_Work request_:
With pictures excluded, give again exactly the lines running from the one holding "Parse this screenshot: output" through the end of the listing below.

_Exercise materials_:
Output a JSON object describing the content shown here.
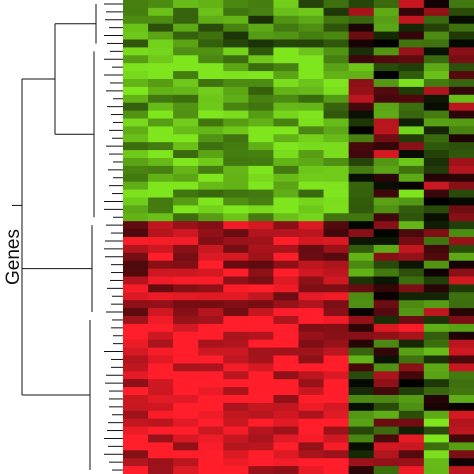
{
  "chart_data": {
    "type": "heatmap",
    "ylabel": "Genes",
    "xlabel": "",
    "title": "",
    "color_scale": {
      "low": "#7FE61E",
      "mid": "#000000",
      "high": "#FF1E2A"
    },
    "n_samples": 14,
    "n_genes": 60,
    "row_dendrogram": true,
    "sample_profiles": [
      [
        -0.55,
        -0.65,
        -0.55,
        -0.6,
        -0.55,
        -0.55,
        -0.6,
        -0.55,
        -0.55,
        -0.15,
        -0.1,
        0.3,
        -0.2,
        0.2
      ],
      [
        -0.75,
        -0.85,
        -0.75,
        -0.8,
        -0.75,
        -0.7,
        -0.8,
        -0.75,
        -0.7,
        -0.1,
        0.05,
        -0.25,
        0.0,
        -0.1
      ],
      [
        0.65,
        0.75,
        0.65,
        0.7,
        0.75,
        0.7,
        0.75,
        0.7,
        0.6,
        0.05,
        0.1,
        -0.05,
        0.05,
        0.1
      ],
      [
        0.8,
        0.95,
        0.9,
        0.9,
        0.95,
        0.9,
        0.9,
        0.85,
        0.8,
        -0.05,
        0.05,
        0.15,
        -0.35,
        0.05
      ]
    ],
    "cluster_sizes": [
      6,
      22,
      12,
      20
    ],
    "seed": 7
  },
  "labels": {
    "genes_axis": "Genes"
  }
}
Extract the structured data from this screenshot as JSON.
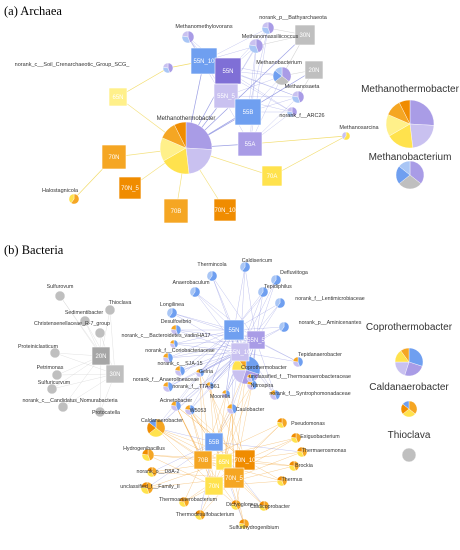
{
  "panels": {
    "archaea_title": "(a) Archaea",
    "bacteria_title": "(b) Bacteria"
  },
  "legend": {
    "methanothermobacter": "Methanothermobacter",
    "methanobacterium": "Methanobacterium",
    "coprothermobacter": "Coprothermobacter",
    "caldanaerobacter": "Caldanaerobacter",
    "thioclava": "Thioclava"
  },
  "colors": {
    "purple_dark": "#7f6fd6",
    "purple": "#a99ce6",
    "purple_light": "#c9c1f0",
    "blue": "#6f9ff0",
    "blue_light": "#a9c6f5",
    "yellow": "#ffe24d",
    "yellow_light": "#fff08a",
    "orange": "#f5a623",
    "orange_dark": "#f08c00",
    "grey": "#bfbfbf",
    "grey_dark": "#a6a6a6",
    "edge_blue": "#8a8fe0",
    "edge_yellow": "#f2dc6b",
    "edge_orange": "#f0a030",
    "edge_grey": "#c8c8c8"
  },
  "archaea": {
    "square_nodes": [
      {
        "id": "55N_10",
        "label": "55N_10",
        "color": "blue"
      },
      {
        "id": "55N",
        "label": "55N",
        "color": "purple_dark"
      },
      {
        "id": "55N_5",
        "label": "55N_5",
        "color": "purple_light"
      },
      {
        "id": "55B",
        "label": "55B",
        "color": "blue"
      },
      {
        "id": "55A",
        "label": "55A",
        "color": "purple"
      },
      {
        "id": "30N",
        "label": "30N",
        "color": "grey"
      },
      {
        "id": "20N",
        "label": "20N",
        "color": "grey"
      },
      {
        "id": "65N",
        "label": "65N",
        "color": "yellow_light"
      },
      {
        "id": "70N",
        "label": "70N",
        "color": "orange"
      },
      {
        "id": "70N_5",
        "label": "70N_5",
        "color": "orange_dark"
      },
      {
        "id": "70B",
        "label": "70B",
        "color": "orange"
      },
      {
        "id": "70N_10",
        "label": "70N_10",
        "color": "orange_dark"
      },
      {
        "id": "70A",
        "label": "70A",
        "color": "yellow"
      }
    ],
    "taxa": [
      {
        "label": "Methanomethylovorans"
      },
      {
        "label": "norank_p__Bathyarchaeota"
      },
      {
        "label": "Methanomassiliicoccus"
      },
      {
        "label": "norank_c__Soil_Crenarchaeotic_Group_SCG_"
      },
      {
        "label": "Methanobacterium"
      },
      {
        "label": "Methanosaeta"
      },
      {
        "label": "norank_f__ARC26"
      },
      {
        "label": "Methanosarcina"
      },
      {
        "label": "Methanothermobacter"
      },
      {
        "label": "Halostagnicola"
      }
    ]
  },
  "bacteria": {
    "square_nodes": [
      {
        "id": "55N",
        "label": "55N",
        "color": "blue"
      },
      {
        "id": "55N_5",
        "label": "55N_5",
        "color": "purple"
      },
      {
        "id": "55N_10",
        "label": "55N_10",
        "color": "purple_light"
      },
      {
        "id": "20N",
        "label": "20N",
        "color": "grey_dark"
      },
      {
        "id": "30N",
        "label": "30N",
        "color": "grey"
      },
      {
        "id": "55B",
        "label": "55B",
        "color": "blue"
      },
      {
        "id": "70B",
        "label": "70B",
        "color": "orange"
      },
      {
        "id": "65N",
        "label": "65N",
        "color": "yellow"
      },
      {
        "id": "70N_10",
        "label": "70N_10",
        "color": "orange_dark"
      },
      {
        "id": "70N_5",
        "label": "70N_5",
        "color": "orange"
      },
      {
        "id": "70N",
        "label": "70N",
        "color": "yellow"
      }
    ],
    "taxa": [
      {
        "label": "Thermincola"
      },
      {
        "label": "Caldisericum"
      },
      {
        "label": "Defluviitoga"
      },
      {
        "label": "Anaerobaculum"
      },
      {
        "label": "Tepidiphilus"
      },
      {
        "label": "Sulfurovum"
      },
      {
        "label": "Thioclava"
      },
      {
        "label": "Longilinea"
      },
      {
        "label": "norank_f__Lentimicrobiaceae"
      },
      {
        "label": "Sedimentibacter"
      },
      {
        "label": "Christensenellaceae_R-7_group"
      },
      {
        "label": "Desulfovibrio"
      },
      {
        "label": "norank_p__Aminicenantes"
      },
      {
        "label": "norank_c__Bacteroidetes_vadinHA17"
      },
      {
        "label": "Proteiniclasticum"
      },
      {
        "label": "norank_f__Coriobacteriaceae"
      },
      {
        "label": "Coprothermobacter"
      },
      {
        "label": "Nitrospira"
      },
      {
        "label": "Tepidanaerobacter"
      },
      {
        "label": "unclassified_f__Thermoanaerobacteraceae"
      },
      {
        "label": "Petrimonas"
      },
      {
        "label": "norank_c__SJA-15"
      },
      {
        "label": "Gelria"
      },
      {
        "label": "norank_f__Anaerolineaceae"
      },
      {
        "label": "Sulfuricurvum"
      },
      {
        "label": "norank_f__TTA-B61"
      },
      {
        "label": "Moorella"
      },
      {
        "label": "norank_f__Syntrophomonadaceae"
      },
      {
        "label": "norank_c__Candidatus_Nomurabacteria"
      },
      {
        "label": "Acinetobacter"
      },
      {
        "label": "Protocatella"
      },
      {
        "label": "W5053"
      },
      {
        "label": "Caulobacter"
      },
      {
        "label": "Pseudomonas"
      },
      {
        "label": "Caldanaerobacter"
      },
      {
        "label": "Exiguobacterium"
      },
      {
        "label": "Thermaerosmonas"
      },
      {
        "label": "Hydrogenibacillus"
      },
      {
        "label": "norank_o__D8A-2"
      },
      {
        "label": "Brockia"
      },
      {
        "label": "unclassified_f__Family_II"
      },
      {
        "label": "Thermus"
      },
      {
        "label": "Thermodesulfobacterium"
      },
      {
        "label": "Dictyoglomus"
      },
      {
        "label": "Caldicoprobacter"
      },
      {
        "label": "Thermoanaerobacterium"
      },
      {
        "label": "Sulfurihydrogenibium"
      }
    ]
  }
}
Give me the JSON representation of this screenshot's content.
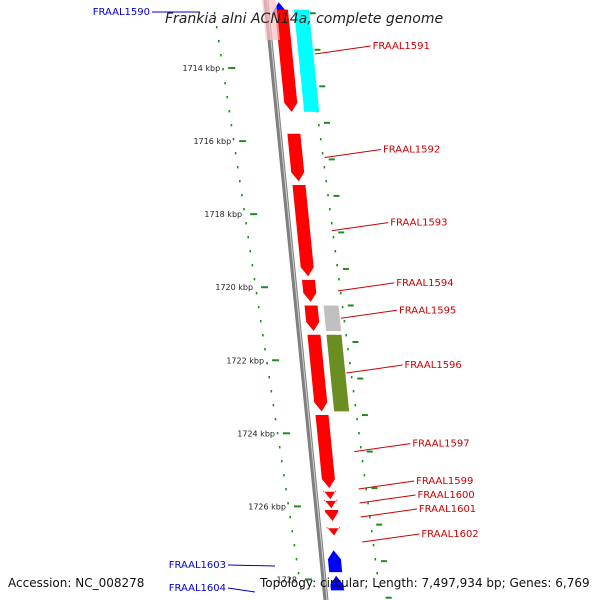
{
  "title": "Frankia alni ACN14a, complete genome",
  "footer": {
    "accession": "Accession: NC_008278",
    "topology": "Topology: circular; Length: 7,497,934 bp; Genes: 6,769"
  },
  "colors": {
    "forward_gene": "#ff0000",
    "reverse_gene": "#0000ff",
    "forward_label": "#cc0000",
    "reverse_label": "#0000cc",
    "rna_cyan": "#00ffff",
    "gray_feature": "#c0c0c0",
    "olive_feature": "#6b8e23",
    "ticks": "#228b22",
    "backbone": "#808080"
  },
  "ticks": [
    {
      "kbp": 1714,
      "label": "1714 kbp"
    },
    {
      "kbp": 1716,
      "label": "1716 kbp"
    },
    {
      "kbp": 1718,
      "label": "1718 kbp"
    },
    {
      "kbp": 1720,
      "label": "1720 kbp"
    },
    {
      "kbp": 1722,
      "label": "1722 kbp"
    },
    {
      "kbp": 1724,
      "label": "1724 kbp"
    },
    {
      "kbp": 1726,
      "label": "1726 kbp"
    },
    {
      "kbp": 1728,
      "label": "1728"
    }
  ],
  "genes": [
    {
      "name": "FRAAL1590",
      "strand": "reverse",
      "start_kbp": 1712.2,
      "end_kbp": 1712.5
    },
    {
      "name": "FRAAL1591",
      "strand": "forward",
      "start_kbp": 1712.4,
      "end_kbp": 1715.2
    },
    {
      "name": "FRAAL1592",
      "strand": "forward",
      "start_kbp": 1715.8,
      "end_kbp": 1717.1
    },
    {
      "name": "FRAAL1593",
      "strand": "forward",
      "start_kbp": 1717.2,
      "end_kbp": 1719.7
    },
    {
      "name": "FRAAL1594",
      "strand": "forward",
      "start_kbp": 1719.8,
      "end_kbp": 1720.4
    },
    {
      "name": "FRAAL1595",
      "strand": "forward",
      "start_kbp": 1720.5,
      "end_kbp": 1721.2
    },
    {
      "name": "FRAAL1596",
      "strand": "forward",
      "start_kbp": 1721.3,
      "end_kbp": 1723.4
    },
    {
      "name": "FRAAL1597",
      "strand": "forward",
      "start_kbp": 1723.5,
      "end_kbp": 1725.5
    },
    {
      "name": "FRAAL1599",
      "strand": "forward",
      "start_kbp": 1725.6,
      "end_kbp": 1725.8
    },
    {
      "name": "FRAAL1600",
      "strand": "forward",
      "start_kbp": 1725.85,
      "end_kbp": 1726.05
    },
    {
      "name": "FRAAL1601",
      "strand": "forward",
      "start_kbp": 1726.1,
      "end_kbp": 1726.4
    },
    {
      "name": "FRAAL1602",
      "strand": "forward",
      "start_kbp": 1726.6,
      "end_kbp": 1726.8
    },
    {
      "name": "FRAAL1603",
      "strand": "reverse",
      "start_kbp": 1727.2,
      "end_kbp": 1727.8
    },
    {
      "name": "FRAAL1604",
      "strand": "reverse",
      "start_kbp": 1727.9,
      "end_kbp": 1728.3
    }
  ]
}
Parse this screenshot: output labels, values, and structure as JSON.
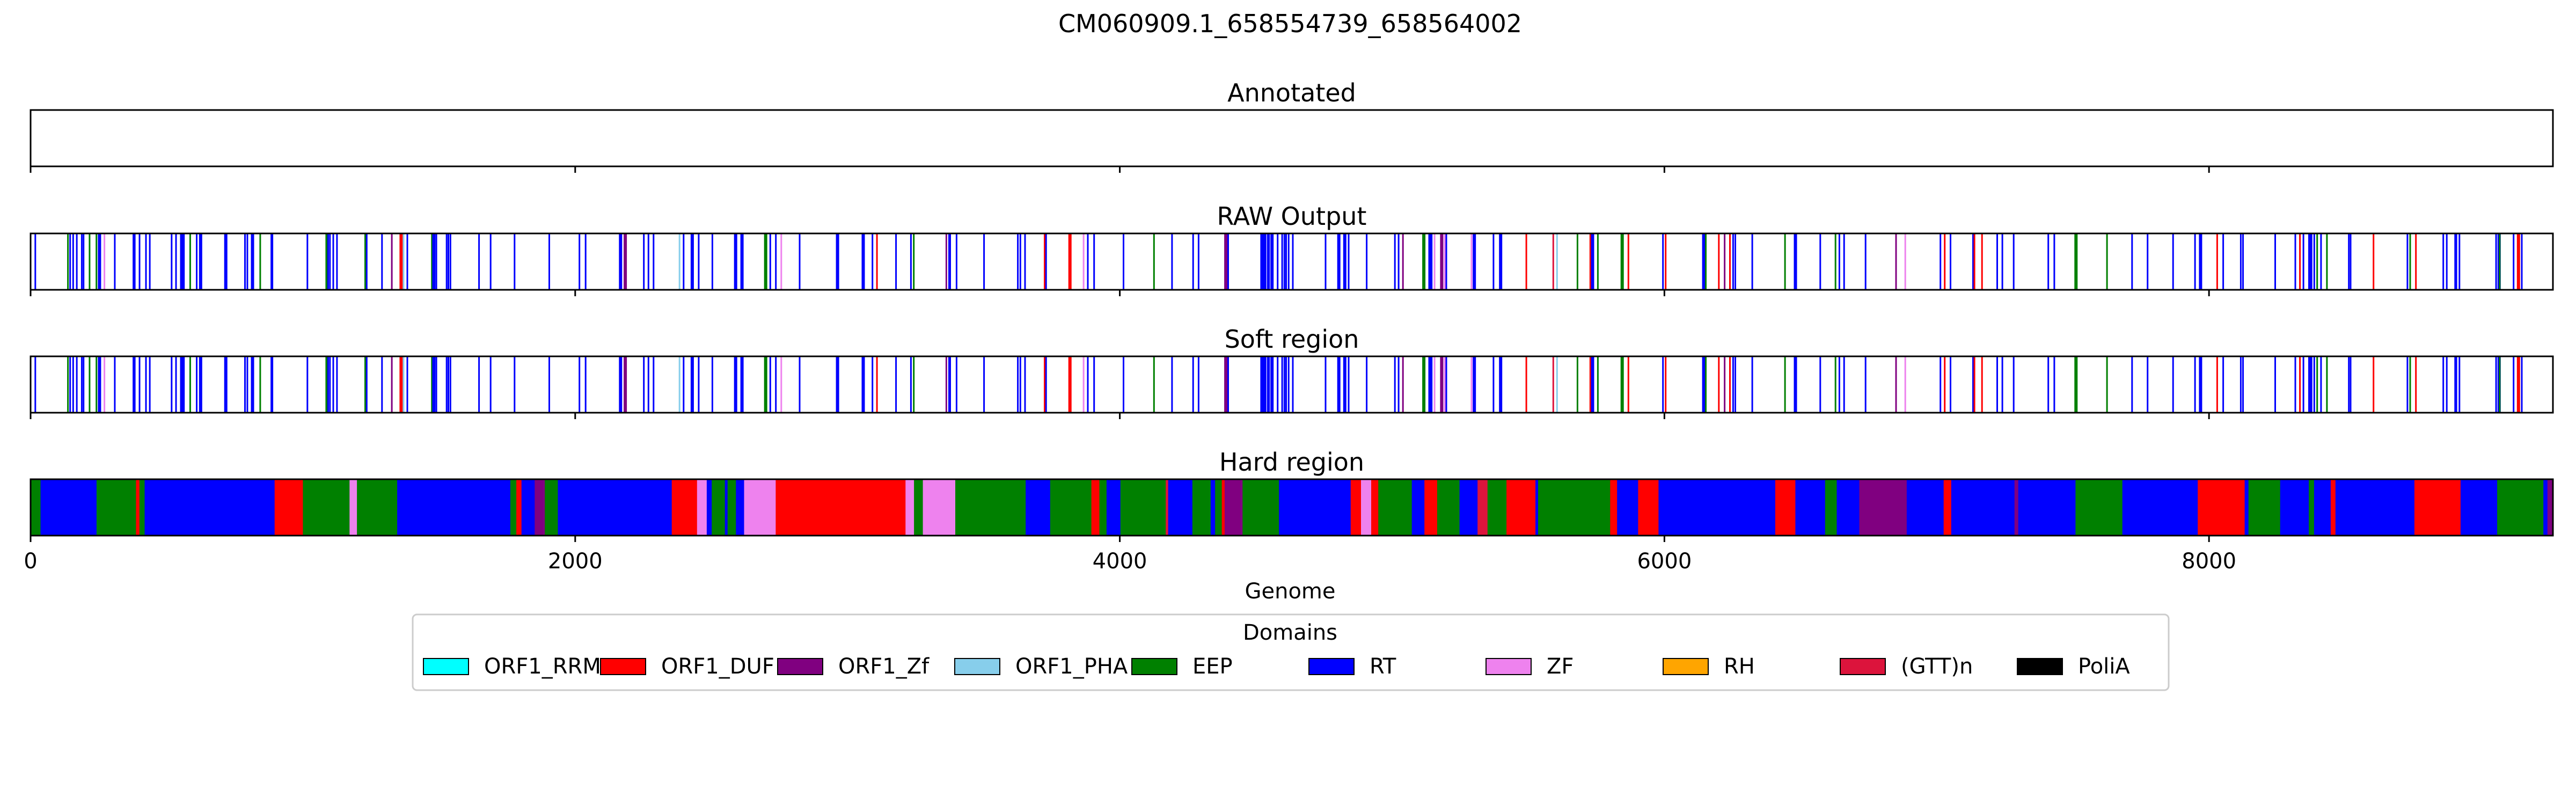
{
  "chart_data": {
    "type": "track",
    "title": "CM060909.1_658554739_658564002",
    "xlabel": "Genome",
    "xlim": [
      0,
      9263
    ],
    "x_ticks": [
      "0",
      "2000",
      "4000",
      "6000",
      "8000"
    ],
    "x_tick_values": [
      0,
      2000,
      4000,
      6000,
      8000
    ],
    "panels": [
      {
        "title": "Annotated",
        "mode": "empty"
      },
      {
        "title": "RAW Output",
        "mode": "sparse",
        "seed": 11
      },
      {
        "title": "Soft region",
        "mode": "sparse",
        "seed": 11
      },
      {
        "title": "Hard region",
        "mode": "dense",
        "seed": 29
      }
    ],
    "legend": {
      "title": "Domains",
      "placement": "lower-center",
      "entries": [
        {
          "label": "ORF1_RRM",
          "color": "#00FFFF"
        },
        {
          "label": "ORF1_DUF",
          "color": "#FF0000"
        },
        {
          "label": "ORF1_Zf",
          "color": "#800080"
        },
        {
          "label": "ORF1_PHA",
          "color": "#87CEEB"
        },
        {
          "label": "EEP",
          "color": "#008000"
        },
        {
          "label": "RT",
          "color": "#0000FF"
        },
        {
          "label": "ZF",
          "color": "#EE82EE"
        },
        {
          "label": "RH",
          "color": "#FFA500"
        },
        {
          "label": "(GTT)n",
          "color": "#DC143C"
        },
        {
          "label": "PoliA",
          "color": "#000000"
        }
      ]
    }
  }
}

_Answer to this exercise_:
Parse this screenshot: output labels, values, and structure as JSON.
{
  "chart_data": {
    "type": "track",
    "title": "CM060909.1_658554739_658564002",
    "xlabel": "Genome",
    "xlim": [
      0,
      9263
    ],
    "x_ticks": [
      "0",
      "2000",
      "4000",
      "6000",
      "8000"
    ],
    "x_tick_values": [
      0,
      2000,
      4000,
      6000,
      8000
    ],
    "panels": [
      {
        "title": "Annotated",
        "mode": "empty"
      },
      {
        "title": "RAW Output",
        "mode": "sparse",
        "seed": 11
      },
      {
        "title": "Soft region",
        "mode": "sparse",
        "seed": 11
      },
      {
        "title": "Hard region",
        "mode": "dense",
        "seed": 29
      }
    ],
    "legend": {
      "title": "Domains",
      "placement": "lower-center",
      "entries": [
        {
          "label": "ORF1_RRM",
          "color": "#00FFFF"
        },
        {
          "label": "ORF1_DUF",
          "color": "#FF0000"
        },
        {
          "label": "ORF1_Zf",
          "color": "#800080"
        },
        {
          "label": "ORF1_PHA",
          "color": "#87CEEB"
        },
        {
          "label": "EEP",
          "color": "#008000"
        },
        {
          "label": "RT",
          "color": "#0000FF"
        },
        {
          "label": "ZF",
          "color": "#EE82EE"
        },
        {
          "label": "RH",
          "color": "#FFA500"
        },
        {
          "label": "(GTT)n",
          "color": "#DC143C"
        },
        {
          "label": "PoliA",
          "color": "#000000"
        }
      ]
    }
  }
}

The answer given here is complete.